[Dataset items]
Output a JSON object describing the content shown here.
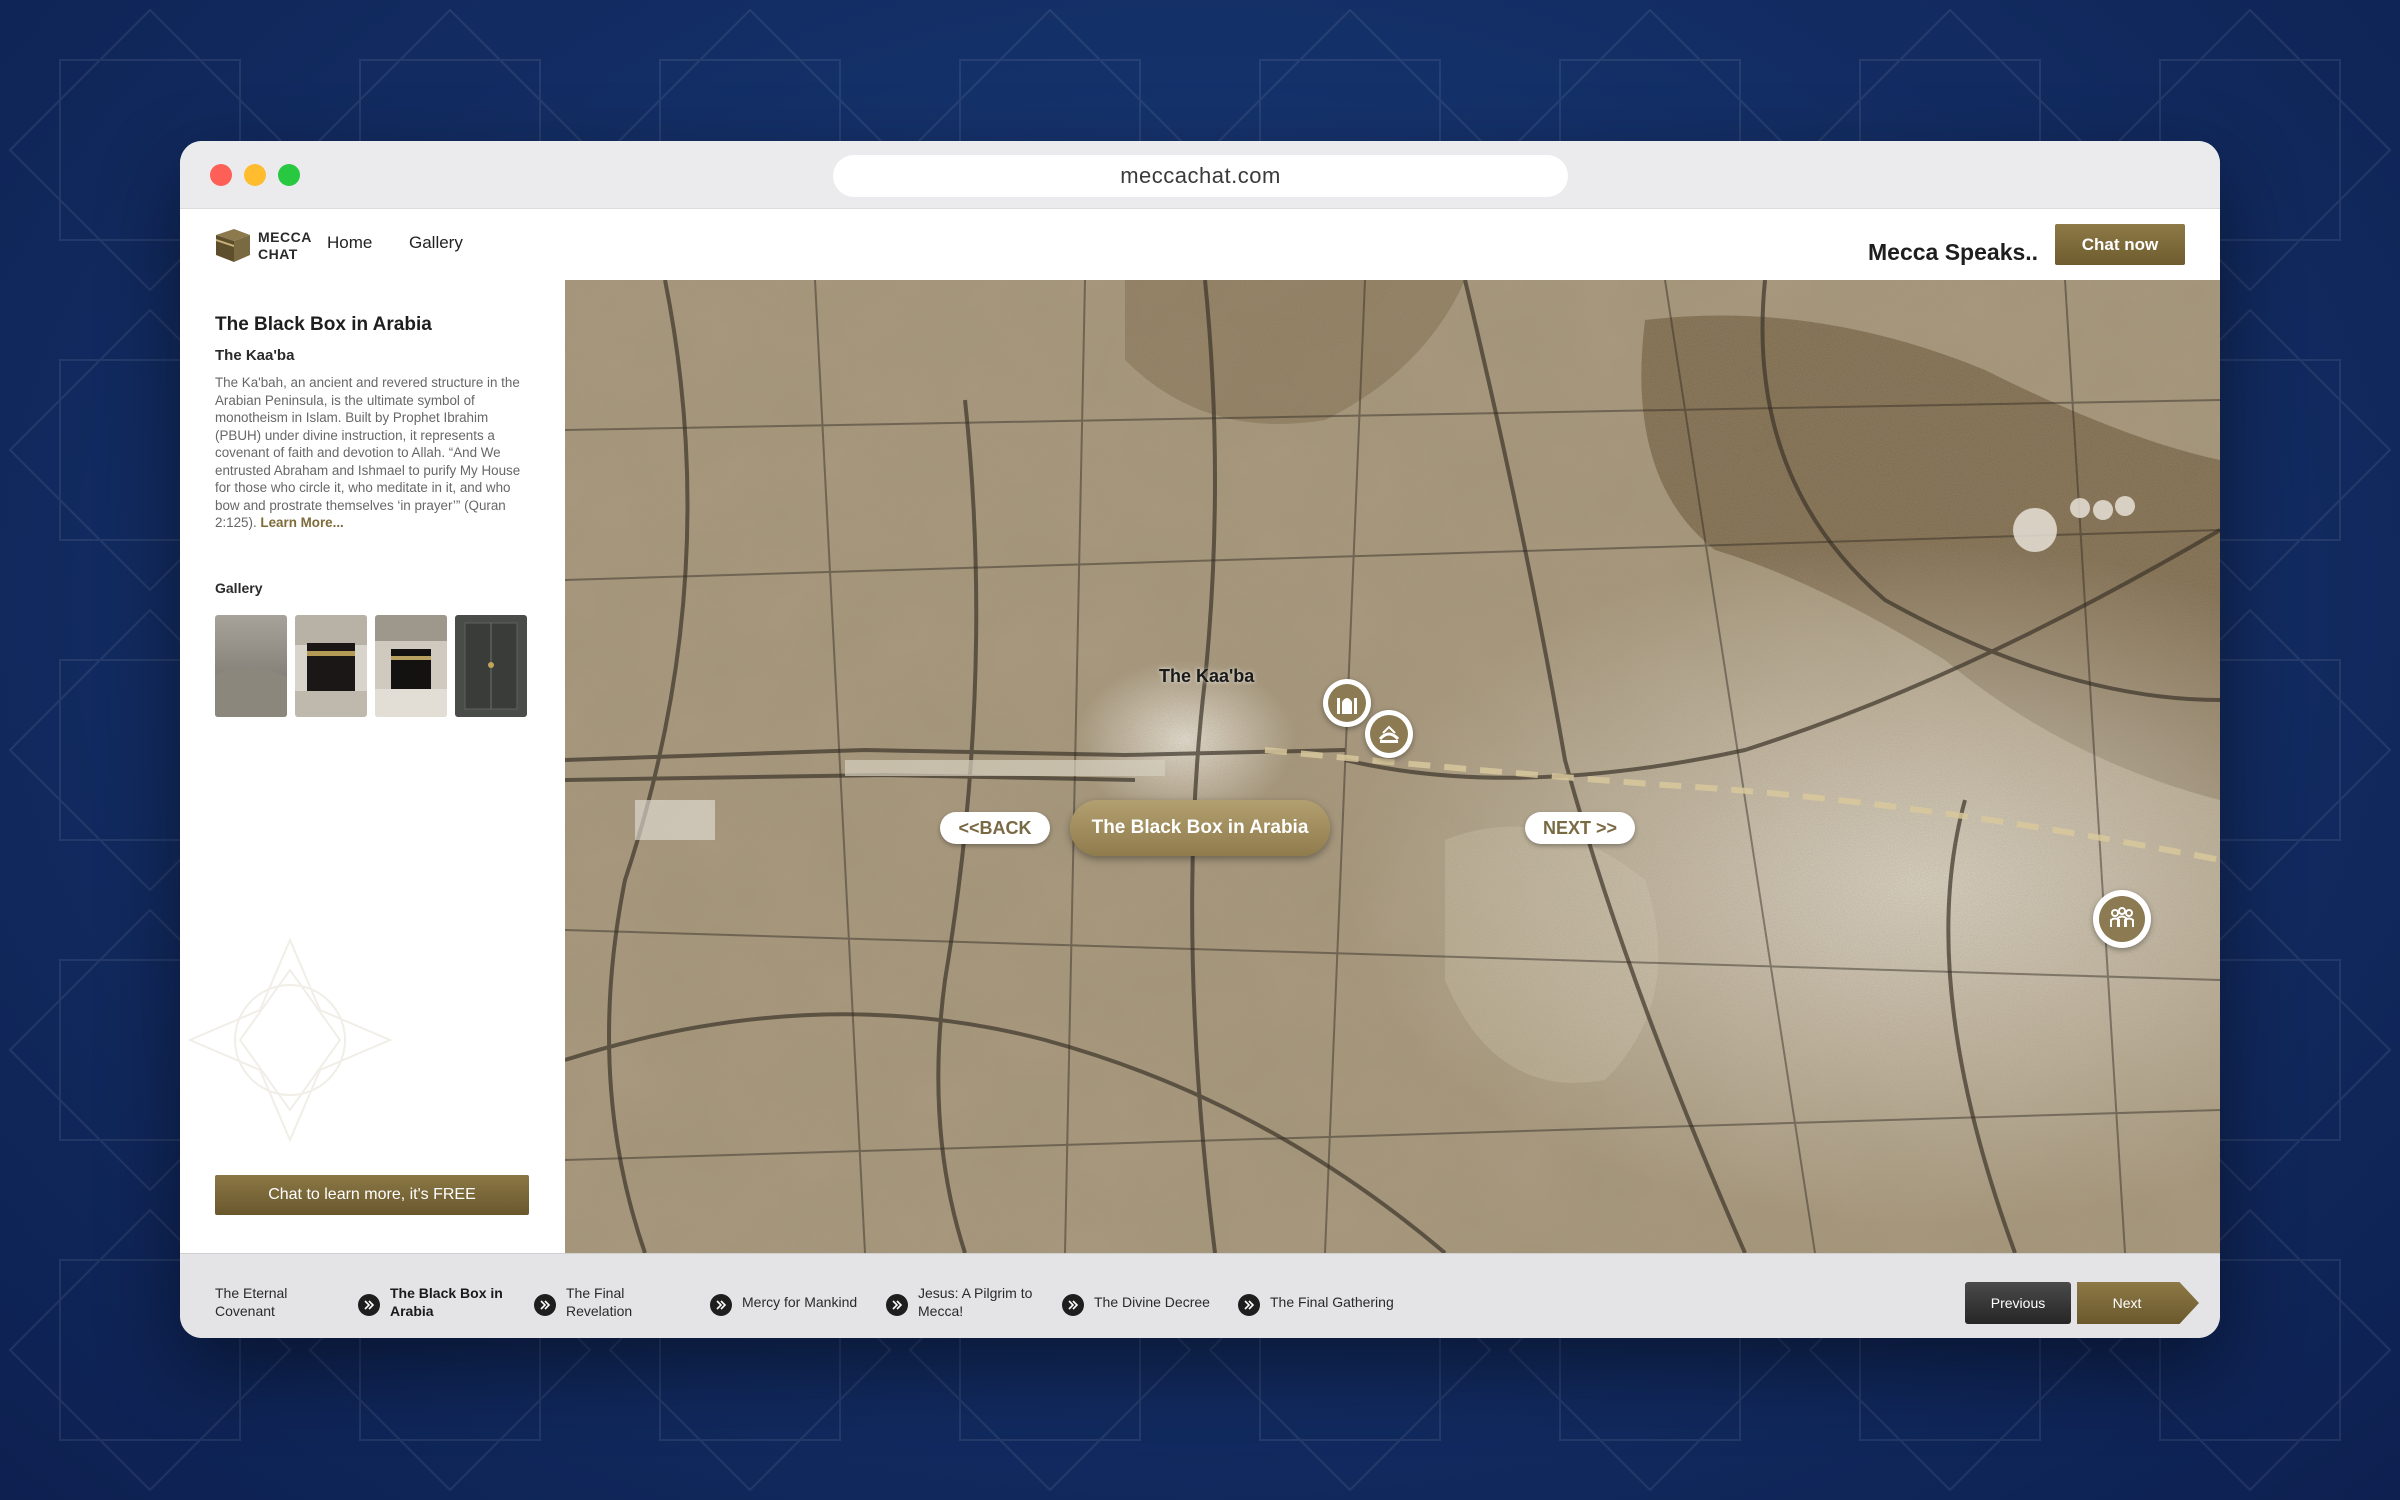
{
  "browser": {
    "url": "meccachat.com"
  },
  "header": {
    "logo_line1": "MECCA",
    "logo_line2": "CHAT",
    "nav": [
      {
        "label": "Home"
      },
      {
        "label": "Gallery"
      }
    ],
    "tagline": "Mecca Speaks..",
    "chat_button": "Chat now"
  },
  "sidebar": {
    "title": "The Black Box in Arabia",
    "subtitle": "The Kaa'ba",
    "body": "The Ka'bah, an ancient and revered structure in the Arabian Peninsula, is the ultimate symbol of monotheism in Islam. Built by Prophet Ibrahim (PBUH) under divine instruction, it represents a covenant of faith and devotion to Allah. “And We entrusted Abraham and Ishmael to purify My House for those who circle it, who meditate in it, and who bow and prostrate themselves ‘in prayer’” (Quran 2:125). ",
    "learn_more": "Learn More...",
    "gallery_label": "Gallery",
    "cta": "Chat to learn more, it's FREE"
  },
  "map": {
    "kaaba_label": "The Kaa'ba",
    "back": "<<BACK",
    "title": "The Black Box in Arabia",
    "next": "NEXT >>"
  },
  "chapters": [
    {
      "label": "The Eternal Covenant",
      "active": false
    },
    {
      "label": "The Black Box in Arabia",
      "active": true
    },
    {
      "label": "The Final Revelation",
      "active": false
    },
    {
      "label": "Mercy for Mankind",
      "active": false
    },
    {
      "label": "Jesus: A Pilgrim to Mecca!",
      "active": false
    },
    {
      "label": "The Divine Decree",
      "active": false
    },
    {
      "label": "The Final Gathering",
      "active": false
    }
  ],
  "pager": {
    "previous": "Previous",
    "next": "Next"
  },
  "colors": {
    "gold": "#8b7745",
    "dark": "#1e1e1e",
    "background": "#143068"
  }
}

**Stated goal**. Copy everything in the records above except the pictures, exactly as written.

**Exercise solution**.
Output a JSON object describing the content shown here.
{
  "browser": {
    "url": "meccachat.com"
  },
  "header": {
    "logo_line1": "MECCA",
    "logo_line2": "CHAT",
    "nav": [
      {
        "label": "Home"
      },
      {
        "label": "Gallery"
      }
    ],
    "tagline": "Mecca Speaks..",
    "chat_button": "Chat now"
  },
  "sidebar": {
    "title": "The Black Box in Arabia",
    "subtitle": "The Kaa'ba",
    "body": "The Ka'bah, an ancient and revered structure in the Arabian Peninsula, is the ultimate symbol of monotheism in Islam. Built by Prophet Ibrahim (PBUH) under divine instruction, it represents a covenant of faith and devotion to Allah. “And We entrusted Abraham and Ishmael to purify My House for those who circle it, who meditate in it, and who bow and prostrate themselves ‘in prayer’” (Quran 2:125). ",
    "learn_more": "Learn More...",
    "gallery_label": "Gallery",
    "cta": "Chat to learn more, it's FREE"
  },
  "map": {
    "kaaba_label": "The Kaa'ba",
    "back": "<<BACK",
    "title": "The Black Box in Arabia",
    "next": "NEXT >>"
  },
  "chapters": [
    {
      "label": "The Eternal Covenant",
      "active": false
    },
    {
      "label": "The Black Box in Arabia",
      "active": true
    },
    {
      "label": "The Final Revelation",
      "active": false
    },
    {
      "label": "Mercy for Mankind",
      "active": false
    },
    {
      "label": "Jesus: A Pilgrim to Mecca!",
      "active": false
    },
    {
      "label": "The Divine Decree",
      "active": false
    },
    {
      "label": "The Final Gathering",
      "active": false
    }
  ],
  "pager": {
    "previous": "Previous",
    "next": "Next"
  },
  "colors": {
    "gold": "#8b7745",
    "dark": "#1e1e1e",
    "background": "#143068"
  }
}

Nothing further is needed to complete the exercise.